THE PROBLEM »
Copy out every line in which the string "this" occurs.

DATASET ROWS »
----------------------------------------
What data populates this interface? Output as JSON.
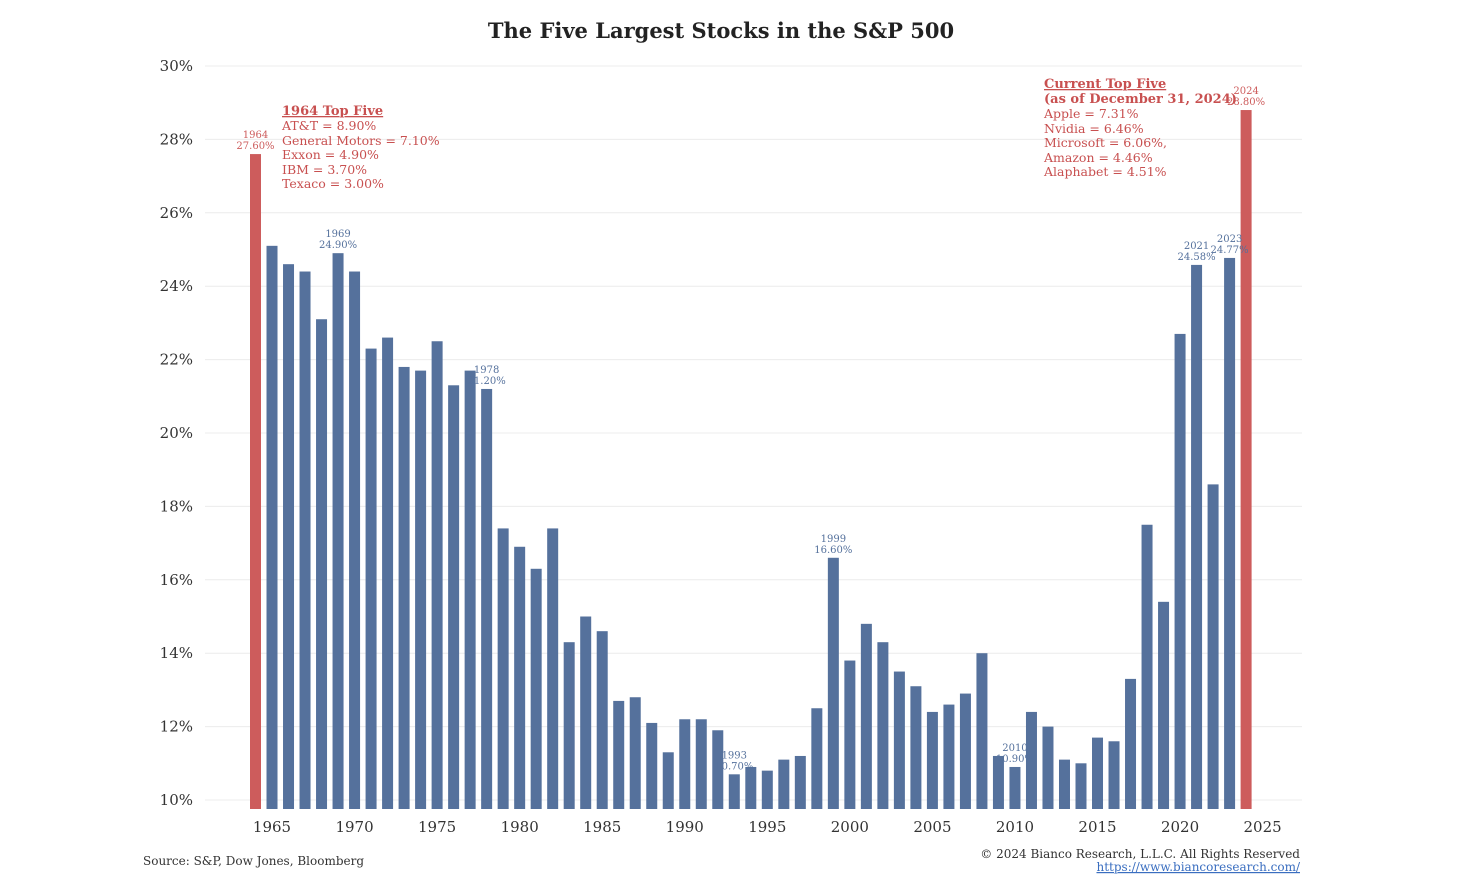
{
  "chart_data": {
    "type": "bar",
    "title": "The Five Largest Stocks in the S&P 500",
    "xlabel": "",
    "ylabel": "",
    "ylim": [
      10,
      30
    ],
    "y_ticks": [
      "10%",
      "12%",
      "14%",
      "16%",
      "18%",
      "20%",
      "22%",
      "24%",
      "26%",
      "28%",
      "30%"
    ],
    "x_ticks": [
      "1965",
      "1970",
      "1975",
      "1980",
      "1985",
      "1990",
      "1995",
      "2000",
      "2005",
      "2010",
      "2015",
      "2020",
      "2025"
    ],
    "grid": true,
    "colors": {
      "normal": "#55719c",
      "highlight": "#cd5c5c"
    },
    "years": [
      1964,
      1965,
      1966,
      1967,
      1968,
      1969,
      1970,
      1971,
      1972,
      1973,
      1974,
      1975,
      1976,
      1977,
      1978,
      1979,
      1980,
      1981,
      1982,
      1983,
      1984,
      1985,
      1986,
      1987,
      1988,
      1989,
      1990,
      1991,
      1992,
      1993,
      1994,
      1995,
      1996,
      1997,
      1998,
      1999,
      2000,
      2001,
      2002,
      2003,
      2004,
      2005,
      2006,
      2007,
      2008,
      2009,
      2010,
      2011,
      2012,
      2013,
      2014,
      2015,
      2016,
      2017,
      2018,
      2019,
      2020,
      2021,
      2022,
      2023,
      2024
    ],
    "values": [
      27.6,
      25.1,
      24.6,
      24.4,
      23.1,
      24.9,
      24.4,
      22.3,
      22.6,
      21.8,
      21.7,
      22.5,
      21.3,
      21.7,
      21.2,
      17.4,
      16.9,
      16.3,
      17.4,
      14.3,
      15.0,
      14.6,
      12.7,
      12.8,
      12.1,
      11.3,
      12.2,
      12.2,
      11.9,
      10.7,
      10.9,
      10.8,
      11.1,
      11.2,
      12.5,
      16.6,
      13.8,
      14.8,
      14.3,
      13.5,
      13.1,
      12.4,
      12.6,
      12.9,
      14.0,
      11.2,
      10.9,
      12.4,
      12.0,
      11.1,
      11.0,
      11.7,
      11.6,
      13.3,
      17.5,
      15.4,
      22.7,
      24.58,
      18.6,
      24.77,
      28.8
    ],
    "highlight_years": [
      1964,
      2024
    ],
    "bar_labels": [
      {
        "year": 1964,
        "lines": [
          "1964",
          "27.60%"
        ],
        "color": "#cd5c5c"
      },
      {
        "year": 1969,
        "lines": [
          "1969",
          "24.90%"
        ],
        "color": "#55719c"
      },
      {
        "year": 1978,
        "lines": [
          "1978",
          "21.20%"
        ],
        "color": "#55719c"
      },
      {
        "year": 1993,
        "lines": [
          "1993",
          "10.70%"
        ],
        "color": "#55719c"
      },
      {
        "year": 1999,
        "lines": [
          "1999",
          "16.60%"
        ],
        "color": "#55719c"
      },
      {
        "year": 2010,
        "lines": [
          "2010",
          "10.90%"
        ],
        "color": "#55719c"
      },
      {
        "year": 2021,
        "lines": [
          "2021",
          "24.58%"
        ],
        "color": "#55719c"
      },
      {
        "year": 2023,
        "lines": [
          "2023",
          "24.77%"
        ],
        "color": "#55719c"
      },
      {
        "year": 2024,
        "lines": [
          "2024",
          "28.80%"
        ],
        "color": "#cd5c5c"
      }
    ],
    "annotations": {
      "top_five_1964": {
        "heading": "1964 Top Five",
        "lines": [
          "AT&T = 8.90%",
          "General Motors = 7.10%",
          "Exxon = 4.90%",
          "IBM = 3.70%",
          "Texaco = 3.00%"
        ]
      },
      "top_five_current": {
        "heading": "Current Top Five",
        "subheading": "(as of December 31, 2024)",
        "lines": [
          "Apple = 7.31%",
          "Nvidia = 6.46%",
          "Microsoft = 6.06%,",
          "Amazon = 4.46%",
          "Alaphabet = 4.51%"
        ]
      }
    }
  },
  "footer": {
    "source": "Source: S&P, Dow Jones, Bloomberg",
    "copyright": "© 2024 Bianco Research, L.L.C. All Rights Reserved",
    "url": "https://www.biancoresearch.com/"
  }
}
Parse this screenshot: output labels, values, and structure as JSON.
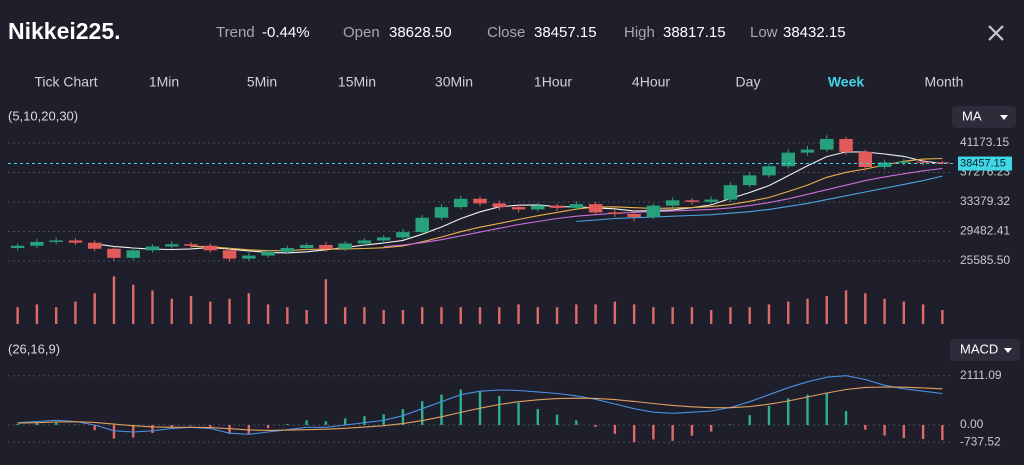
{
  "header": {
    "title": "Nikkei225.",
    "stats": [
      {
        "label": "Trend",
        "value": "-0.44%"
      },
      {
        "label": "Open",
        "value": "38628.50"
      },
      {
        "label": "Close",
        "value": "38457.15"
      },
      {
        "label": "High",
        "value": "38817.15"
      },
      {
        "label": "Low",
        "value": "38432.15"
      }
    ]
  },
  "timeframes": [
    "Tick Chart",
    "1Min",
    "5Min",
    "15Min",
    "30Min",
    "1Hour",
    "4Hour",
    "Day",
    "Week",
    "Month"
  ],
  "active_timeframe": "Week",
  "chart_data": [
    {
      "type": "candlestick",
      "label": "(5,10,20,30)",
      "indicator": "MA",
      "up_color": "#26a17b",
      "down_color": "#e25b5b",
      "open": [
        27300,
        27600,
        28100,
        28300,
        28000,
        27200,
        26000,
        27000,
        27500,
        27800,
        27600,
        27000,
        25900,
        26300,
        26800,
        27300,
        27700,
        27200,
        27900,
        28300,
        28700,
        29400,
        31300,
        32700,
        33800,
        33200,
        32700,
        32400,
        32900,
        32600,
        33100,
        32000,
        31800,
        31400,
        32900,
        33600,
        33400,
        33700,
        35600,
        36900,
        38100,
        39900,
        40300,
        41700,
        40000,
        38000,
        38600,
        38700,
        38628.5
      ],
      "high": [
        27900,
        28500,
        28700,
        28600,
        28300,
        27500,
        27400,
        27800,
        28200,
        28100,
        27900,
        27300,
        26700,
        27100,
        27600,
        28000,
        28100,
        28200,
        28600,
        29000,
        29800,
        31700,
        33100,
        34200,
        34100,
        33600,
        33100,
        33300,
        33200,
        33500,
        33400,
        32400,
        32300,
        33200,
        34000,
        33900,
        34100,
        36000,
        37300,
        38500,
        40400,
        40800,
        42200,
        42000,
        40300,
        39000,
        39100,
        39000,
        38817.15
      ],
      "low": [
        27000,
        27300,
        27800,
        27700,
        26900,
        25600,
        25700,
        26700,
        27200,
        27300,
        26700,
        25500,
        25600,
        26000,
        26500,
        27000,
        26800,
        26900,
        27600,
        28000,
        28400,
        29100,
        31000,
        32400,
        32800,
        32300,
        32000,
        32100,
        32200,
        32300,
        31600,
        31400,
        30800,
        31100,
        32600,
        33000,
        33100,
        33400,
        35300,
        36600,
        37800,
        39500,
        40000,
        39600,
        37500,
        37700,
        38200,
        38200,
        38432.15
      ],
      "close": [
        27600,
        28100,
        28300,
        28000,
        27200,
        26000,
        27000,
        27500,
        27800,
        27600,
        27000,
        25900,
        26300,
        26800,
        27300,
        27700,
        27200,
        27900,
        28300,
        28700,
        29400,
        31300,
        32700,
        33800,
        33200,
        32700,
        32400,
        32900,
        32600,
        33100,
        32000,
        31800,
        31400,
        32900,
        33600,
        33400,
        33700,
        35600,
        36900,
        38100,
        39900,
        40300,
        41700,
        40000,
        38000,
        38600,
        38700,
        38600,
        38457.15
      ],
      "series": [
        {
          "color": "#f2f2f2",
          "values": [
            null,
            null,
            null,
            null,
            27840,
            27520,
            27300,
            27140,
            27100,
            27180,
            27380,
            27160,
            26920,
            26720,
            26660,
            26800,
            27060,
            27380,
            27680,
            27960,
            28300,
            29120,
            30080,
            31180,
            32080,
            32740,
            32960,
            33000,
            32760,
            32740,
            32600,
            32480,
            32180,
            32240,
            32340,
            32620,
            33000,
            33840,
            34640,
            35540,
            36840,
            38160,
            39380,
            40000,
            39980,
            39720,
            39400,
            38780,
            38471
          ]
        },
        {
          "color": "#e8b04a",
          "values": [
            null,
            null,
            null,
            null,
            null,
            null,
            null,
            null,
            null,
            27530,
            27470,
            27260,
            27060,
            26940,
            26950,
            27120,
            27140,
            27180,
            27230,
            27340,
            27580,
            28120,
            28760,
            29460,
            30050,
            30550,
            31070,
            31570,
            32000,
            32440,
            32700,
            32750,
            32620,
            32530,
            32570,
            32640,
            32770,
            33040,
            33470,
            33970,
            34760,
            35610,
            36640,
            37300,
            37740,
            38260,
            38760,
            39050,
            39120
          ]
        },
        {
          "color": "#c86fd8",
          "values": [
            null,
            null,
            null,
            null,
            null,
            null,
            null,
            null,
            null,
            null,
            null,
            null,
            null,
            null,
            null,
            null,
            null,
            null,
            null,
            27500,
            27700,
            28000,
            28400,
            28900,
            29400,
            29900,
            30400,
            30800,
            31200,
            31500,
            31700,
            31900,
            32000,
            32100,
            32200,
            32300,
            32400,
            32600,
            32900,
            33300,
            33800,
            34400,
            35000,
            35600,
            36200,
            36700,
            37100,
            37500,
            37800
          ]
        },
        {
          "color": "#4aa3e0",
          "values": [
            null,
            null,
            null,
            null,
            null,
            null,
            null,
            null,
            null,
            null,
            null,
            null,
            null,
            null,
            null,
            null,
            null,
            null,
            null,
            null,
            null,
            null,
            null,
            null,
            null,
            null,
            null,
            null,
            null,
            30800,
            31000,
            31200,
            31300,
            31400,
            31500,
            31600,
            31700,
            31900,
            32100,
            32400,
            32800,
            33200,
            33700,
            34200,
            34700,
            35200,
            35700,
            36200,
            36800
          ]
        }
      ],
      "last": 38457.15,
      "last_color": "#3fd6e6",
      "ylim": [
        24660,
        43155
      ],
      "yticks": [
        41173.15,
        37276.23,
        33379.32,
        29482.41,
        {
          "value": 25585.5,
          "label": "25585.50"
        }
      ],
      "grid": true
    },
    {
      "type": "bar",
      "color": "#e06a6a",
      "values": [
        30,
        35,
        30,
        40,
        55,
        85,
        70,
        60,
        45,
        50,
        40,
        45,
        55,
        35,
        30,
        25,
        80,
        30,
        30,
        25,
        25,
        30,
        30,
        30,
        30,
        30,
        35,
        30,
        30,
        35,
        35,
        40,
        35,
        30,
        30,
        30,
        25,
        30,
        30,
        35,
        40,
        45,
        50,
        60,
        55,
        45,
        40,
        35,
        25
      ],
      "ylim": [
        0,
        100
      ]
    },
    {
      "type": "macd",
      "label": "(26,16,9)",
      "indicator": "MACD",
      "series": [
        {
          "color": "#4a8fe0",
          "values": [
            100,
            150,
            200,
            150,
            0,
            -250,
            -300,
            -250,
            -150,
            -100,
            -150,
            -350,
            -400,
            -300,
            -200,
            -100,
            -100,
            0,
            100,
            200,
            400,
            700,
            1000,
            1300,
            1450,
            1500,
            1480,
            1420,
            1350,
            1250,
            1100,
            900,
            700,
            550,
            500,
            550,
            600,
            750,
            1000,
            1300,
            1600,
            1850,
            2050,
            2111.09,
            1950,
            1700,
            1550,
            1450,
            1350
          ]
        },
        {
          "color": "#e0a060",
          "values": [
            80,
            100,
            130,
            140,
            110,
            40,
            -30,
            -80,
            -100,
            -100,
            -110,
            -160,
            -210,
            -230,
            -220,
            -200,
            -180,
            -140,
            -90,
            -30,
            60,
            190,
            350,
            540,
            720,
            880,
            1000,
            1080,
            1130,
            1150,
            1140,
            1090,
            1010,
            920,
            840,
            780,
            740,
            740,
            790,
            890,
            1030,
            1200,
            1370,
            1520,
            1610,
            1630,
            1620,
            1590,
            1550
          ]
        }
      ],
      "histogram": [
        40,
        100,
        140,
        20,
        -220,
        -580,
        -540,
        -340,
        -100,
        0,
        -80,
        -380,
        -380,
        -140,
        40,
        200,
        160,
        280,
        380,
        460,
        680,
        1020,
        1300,
        1520,
        1460,
        1240,
        960,
        680,
        440,
        200,
        -80,
        -380,
        -737.52,
        -620,
        -680,
        -460,
        -280,
        20,
        420,
        820,
        1140,
        1300,
        1360,
        600,
        -200,
        -450,
        -560,
        -600,
        -650
      ],
      "positive_color": "#2bb38a",
      "negative_color": "#e06a6a",
      "ylim": [
        -1500,
        2700
      ],
      "yticks": [
        2111.09,
        {
          "value": 0,
          "label": "0.00"
        },
        -737.52
      ],
      "grid": true
    }
  ]
}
----------------------------------------
FINISHED TASK »
What data populates this interface? Output as JSON.
Parse this screenshot: output labels, values, and structure as JSON.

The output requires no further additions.